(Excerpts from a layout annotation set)
-- Begin --
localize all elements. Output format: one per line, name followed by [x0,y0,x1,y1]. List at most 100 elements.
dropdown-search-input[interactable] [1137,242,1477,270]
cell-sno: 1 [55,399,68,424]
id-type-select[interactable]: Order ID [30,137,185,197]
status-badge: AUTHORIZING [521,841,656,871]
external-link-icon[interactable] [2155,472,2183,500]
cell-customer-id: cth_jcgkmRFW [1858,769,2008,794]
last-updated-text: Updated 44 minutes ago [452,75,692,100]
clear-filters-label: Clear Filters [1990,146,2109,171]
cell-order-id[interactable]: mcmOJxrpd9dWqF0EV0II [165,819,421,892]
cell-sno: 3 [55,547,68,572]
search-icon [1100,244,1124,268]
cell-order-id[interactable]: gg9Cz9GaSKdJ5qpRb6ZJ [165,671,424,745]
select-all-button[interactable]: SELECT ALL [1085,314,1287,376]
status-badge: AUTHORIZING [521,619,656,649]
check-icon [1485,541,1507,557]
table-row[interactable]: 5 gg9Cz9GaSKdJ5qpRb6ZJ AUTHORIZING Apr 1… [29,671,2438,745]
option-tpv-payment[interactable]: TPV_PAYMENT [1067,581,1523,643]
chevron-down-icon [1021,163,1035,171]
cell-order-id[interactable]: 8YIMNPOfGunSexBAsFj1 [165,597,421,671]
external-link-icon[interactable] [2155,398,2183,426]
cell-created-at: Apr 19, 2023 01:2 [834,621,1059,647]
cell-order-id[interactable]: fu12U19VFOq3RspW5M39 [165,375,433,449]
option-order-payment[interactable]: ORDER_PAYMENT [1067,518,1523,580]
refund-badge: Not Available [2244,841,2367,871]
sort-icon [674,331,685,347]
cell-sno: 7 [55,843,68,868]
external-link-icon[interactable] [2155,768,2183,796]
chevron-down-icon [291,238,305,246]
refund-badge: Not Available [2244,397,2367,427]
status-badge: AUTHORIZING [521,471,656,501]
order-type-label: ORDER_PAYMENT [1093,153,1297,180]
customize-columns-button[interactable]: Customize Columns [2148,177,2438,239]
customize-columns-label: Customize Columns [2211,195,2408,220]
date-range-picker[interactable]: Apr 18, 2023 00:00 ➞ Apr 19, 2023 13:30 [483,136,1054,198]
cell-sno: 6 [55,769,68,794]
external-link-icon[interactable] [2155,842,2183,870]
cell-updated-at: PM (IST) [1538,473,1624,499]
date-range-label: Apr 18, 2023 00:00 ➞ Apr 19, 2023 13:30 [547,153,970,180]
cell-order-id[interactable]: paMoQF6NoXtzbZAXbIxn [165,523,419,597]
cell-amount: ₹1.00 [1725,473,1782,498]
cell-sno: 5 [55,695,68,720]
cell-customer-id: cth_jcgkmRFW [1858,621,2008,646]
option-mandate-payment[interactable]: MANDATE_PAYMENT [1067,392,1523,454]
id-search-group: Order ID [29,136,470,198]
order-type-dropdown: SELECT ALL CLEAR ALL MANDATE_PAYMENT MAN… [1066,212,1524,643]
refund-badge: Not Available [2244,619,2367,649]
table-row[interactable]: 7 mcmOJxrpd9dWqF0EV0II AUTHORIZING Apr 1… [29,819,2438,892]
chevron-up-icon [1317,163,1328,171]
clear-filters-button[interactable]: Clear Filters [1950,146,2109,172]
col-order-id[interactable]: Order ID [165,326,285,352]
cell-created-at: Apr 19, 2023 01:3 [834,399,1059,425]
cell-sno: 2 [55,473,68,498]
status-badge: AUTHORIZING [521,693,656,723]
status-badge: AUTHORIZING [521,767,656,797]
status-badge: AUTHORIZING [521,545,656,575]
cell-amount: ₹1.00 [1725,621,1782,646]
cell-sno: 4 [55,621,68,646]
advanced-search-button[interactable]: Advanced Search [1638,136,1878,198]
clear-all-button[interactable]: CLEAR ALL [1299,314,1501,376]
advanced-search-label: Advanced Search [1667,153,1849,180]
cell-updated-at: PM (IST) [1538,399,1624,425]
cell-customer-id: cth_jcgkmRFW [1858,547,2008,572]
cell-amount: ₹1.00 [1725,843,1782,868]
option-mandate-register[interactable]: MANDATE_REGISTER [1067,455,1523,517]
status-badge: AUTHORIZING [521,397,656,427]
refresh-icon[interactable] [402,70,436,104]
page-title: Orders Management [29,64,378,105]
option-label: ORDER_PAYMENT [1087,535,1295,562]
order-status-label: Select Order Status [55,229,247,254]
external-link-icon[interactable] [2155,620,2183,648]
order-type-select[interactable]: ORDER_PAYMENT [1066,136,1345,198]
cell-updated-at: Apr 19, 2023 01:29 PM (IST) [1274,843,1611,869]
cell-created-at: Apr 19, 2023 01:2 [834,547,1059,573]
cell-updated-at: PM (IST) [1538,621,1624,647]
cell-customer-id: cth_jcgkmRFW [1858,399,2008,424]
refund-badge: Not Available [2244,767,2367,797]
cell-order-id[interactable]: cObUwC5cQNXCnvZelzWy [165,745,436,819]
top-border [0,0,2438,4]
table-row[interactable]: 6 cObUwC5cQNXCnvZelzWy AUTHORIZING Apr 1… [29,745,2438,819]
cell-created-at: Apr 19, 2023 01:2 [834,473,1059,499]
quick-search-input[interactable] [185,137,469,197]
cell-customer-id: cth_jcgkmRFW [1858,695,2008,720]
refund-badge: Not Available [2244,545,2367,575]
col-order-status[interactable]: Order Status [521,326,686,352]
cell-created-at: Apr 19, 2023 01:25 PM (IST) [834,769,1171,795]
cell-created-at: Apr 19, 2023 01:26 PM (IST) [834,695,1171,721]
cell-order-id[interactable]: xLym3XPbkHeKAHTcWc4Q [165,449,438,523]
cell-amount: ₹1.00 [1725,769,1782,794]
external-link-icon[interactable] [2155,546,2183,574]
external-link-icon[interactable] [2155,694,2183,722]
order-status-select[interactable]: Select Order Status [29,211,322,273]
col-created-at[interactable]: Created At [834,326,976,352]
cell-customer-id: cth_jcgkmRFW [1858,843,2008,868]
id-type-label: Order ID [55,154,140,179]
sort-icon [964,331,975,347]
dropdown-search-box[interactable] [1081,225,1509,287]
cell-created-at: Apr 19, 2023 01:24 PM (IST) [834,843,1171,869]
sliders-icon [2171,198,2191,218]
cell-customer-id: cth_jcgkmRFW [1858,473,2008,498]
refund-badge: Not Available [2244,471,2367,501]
-- End --
Rewrite every one of the records above, substituting "outbound-link-icon" for each occurrence of "external-link-icon". Leave everything else unchanged.

▶ [EXERCISE OUTPUT]
localize all elements. Output format: one per line, name followed by [x0,y0,x1,y1]. List at most 100 elements.
dropdown-search-input[interactable] [1137,242,1477,270]
cell-sno: 1 [55,399,68,424]
id-type-select[interactable]: Order ID [30,137,185,197]
status-badge: AUTHORIZING [521,841,656,871]
outbound-link-icon[interactable] [2155,472,2183,500]
cell-customer-id: cth_jcgkmRFW [1858,769,2008,794]
last-updated-text: Updated 44 minutes ago [452,75,692,100]
clear-filters-label: Clear Filters [1990,146,2109,171]
cell-order-id[interactable]: mcmOJxrpd9dWqF0EV0II [165,819,421,892]
cell-sno: 3 [55,547,68,572]
search-icon [1100,244,1124,268]
cell-order-id[interactable]: gg9Cz9GaSKdJ5qpRb6ZJ [165,671,424,745]
select-all-button[interactable]: SELECT ALL [1085,314,1287,376]
status-badge: AUTHORIZING [521,619,656,649]
check-icon [1485,541,1507,557]
table-row[interactable]: 5 gg9Cz9GaSKdJ5qpRb6ZJ AUTHORIZING Apr 1… [29,671,2438,745]
option-tpv-payment[interactable]: TPV_PAYMENT [1067,581,1523,643]
chevron-down-icon [1021,163,1035,171]
cell-order-id[interactable]: 8YIMNPOfGunSexBAsFj1 [165,597,421,671]
outbound-link-icon[interactable] [2155,398,2183,426]
cell-created-at: Apr 19, 2023 01:2 [834,621,1059,647]
cell-order-id[interactable]: fu12U19VFOq3RspW5M39 [165,375,433,449]
option-order-payment[interactable]: ORDER_PAYMENT [1067,518,1523,580]
refund-badge: Not Available [2244,841,2367,871]
sort-icon [674,331,685,347]
cell-sno: 7 [55,843,68,868]
outbound-link-icon[interactable] [2155,768,2183,796]
chevron-down-icon [291,238,305,246]
refund-badge: Not Available [2244,397,2367,427]
status-badge: AUTHORIZING [521,471,656,501]
order-type-label: ORDER_PAYMENT [1093,153,1297,180]
customize-columns-button[interactable]: Customize Columns [2148,177,2438,239]
customize-columns-label: Customize Columns [2211,195,2408,220]
date-range-picker[interactable]: Apr 18, 2023 00:00 ➞ Apr 19, 2023 13:30 [483,136,1054,198]
cell-sno: 6 [55,769,68,794]
outbound-link-icon[interactable] [2155,842,2183,870]
cell-updated-at: PM (IST) [1538,473,1624,499]
date-range-label: Apr 18, 2023 00:00 ➞ Apr 19, 2023 13:30 [547,153,970,180]
cell-order-id[interactable]: paMoQF6NoXtzbZAXbIxn [165,523,419,597]
cell-amount: ₹1.00 [1725,473,1782,498]
cell-sno: 5 [55,695,68,720]
cell-customer-id: cth_jcgkmRFW [1858,621,2008,646]
option-mandate-payment[interactable]: MANDATE_PAYMENT [1067,392,1523,454]
id-search-group: Order ID [29,136,470,198]
order-type-dropdown: SELECT ALL CLEAR ALL MANDATE_PAYMENT MAN… [1066,212,1524,643]
refund-badge: Not Available [2244,619,2367,649]
table-row[interactable]: 7 mcmOJxrpd9dWqF0EV0II AUTHORIZING Apr 1… [29,819,2438,892]
chevron-up-icon [1317,163,1328,171]
clear-filters-button[interactable]: Clear Filters [1950,146,2109,172]
col-order-id[interactable]: Order ID [165,326,285,352]
cell-created-at: Apr 19, 2023 01:3 [834,399,1059,425]
cell-sno: 2 [55,473,68,498]
status-badge: AUTHORIZING [521,693,656,723]
status-badge: AUTHORIZING [521,767,656,797]
status-badge: AUTHORIZING [521,545,656,575]
cell-amount: ₹1.00 [1725,621,1782,646]
cell-sno: 4 [55,621,68,646]
advanced-search-button[interactable]: Advanced Search [1638,136,1878,198]
clear-all-button[interactable]: CLEAR ALL [1299,314,1501,376]
advanced-search-label: Advanced Search [1667,153,1849,180]
cell-updated-at: PM (IST) [1538,399,1624,425]
cell-customer-id: cth_jcgkmRFW [1858,547,2008,572]
cell-amount: ₹1.00 [1725,843,1782,868]
option-mandate-register[interactable]: MANDATE_REGISTER [1067,455,1523,517]
status-badge: AUTHORIZING [521,397,656,427]
refresh-icon[interactable] [402,70,436,104]
page-title: Orders Management [29,64,378,105]
option-label: ORDER_PAYMENT [1087,535,1295,562]
order-status-label: Select Order Status [55,229,247,254]
outbound-link-icon[interactable] [2155,620,2183,648]
order-type-select[interactable]: ORDER_PAYMENT [1066,136,1345,198]
cell-updated-at: Apr 19, 2023 01:29 PM (IST) [1274,843,1611,869]
cell-created-at: Apr 19, 2023 01:2 [834,547,1059,573]
cell-updated-at: PM (IST) [1538,621,1624,647]
cell-customer-id: cth_jcgkmRFW [1858,399,2008,424]
refund-badge: Not Available [2244,767,2367,797]
cell-order-id[interactable]: cObUwC5cQNXCnvZelzWy [165,745,436,819]
top-border [0,0,2438,4]
table-row[interactable]: 6 cObUwC5cQNXCnvZelzWy AUTHORIZING Apr 1… [29,745,2438,819]
cell-created-at: Apr 19, 2023 01:2 [834,473,1059,499]
quick-search-input[interactable] [185,137,469,197]
cell-customer-id: cth_jcgkmRFW [1858,695,2008,720]
refund-badge: Not Available [2244,545,2367,575]
col-order-status[interactable]: Order Status [521,326,686,352]
cell-created-at: Apr 19, 2023 01:25 PM (IST) [834,769,1171,795]
cell-created-at: Apr 19, 2023 01:26 PM (IST) [834,695,1171,721]
cell-order-id[interactable]: xLym3XPbkHeKAHTcWc4Q [165,449,438,523]
cell-amount: ₹1.00 [1725,769,1782,794]
outbound-link-icon[interactable] [2155,546,2183,574]
outbound-link-icon[interactable] [2155,694,2183,722]
order-status-select[interactable]: Select Order Status [29,211,322,273]
col-created-at[interactable]: Created At [834,326,976,352]
cell-customer-id: cth_jcgkmRFW [1858,843,2008,868]
id-type-label: Order ID [55,154,140,179]
sort-icon [964,331,975,347]
dropdown-search-box[interactable] [1081,225,1509,287]
cell-created-at: Apr 19, 2023 01:24 PM (IST) [834,843,1171,869]
sliders-icon [2171,198,2191,218]
cell-customer-id: cth_jcgkmRFW [1858,473,2008,498]
refund-badge: Not Available [2244,471,2367,501]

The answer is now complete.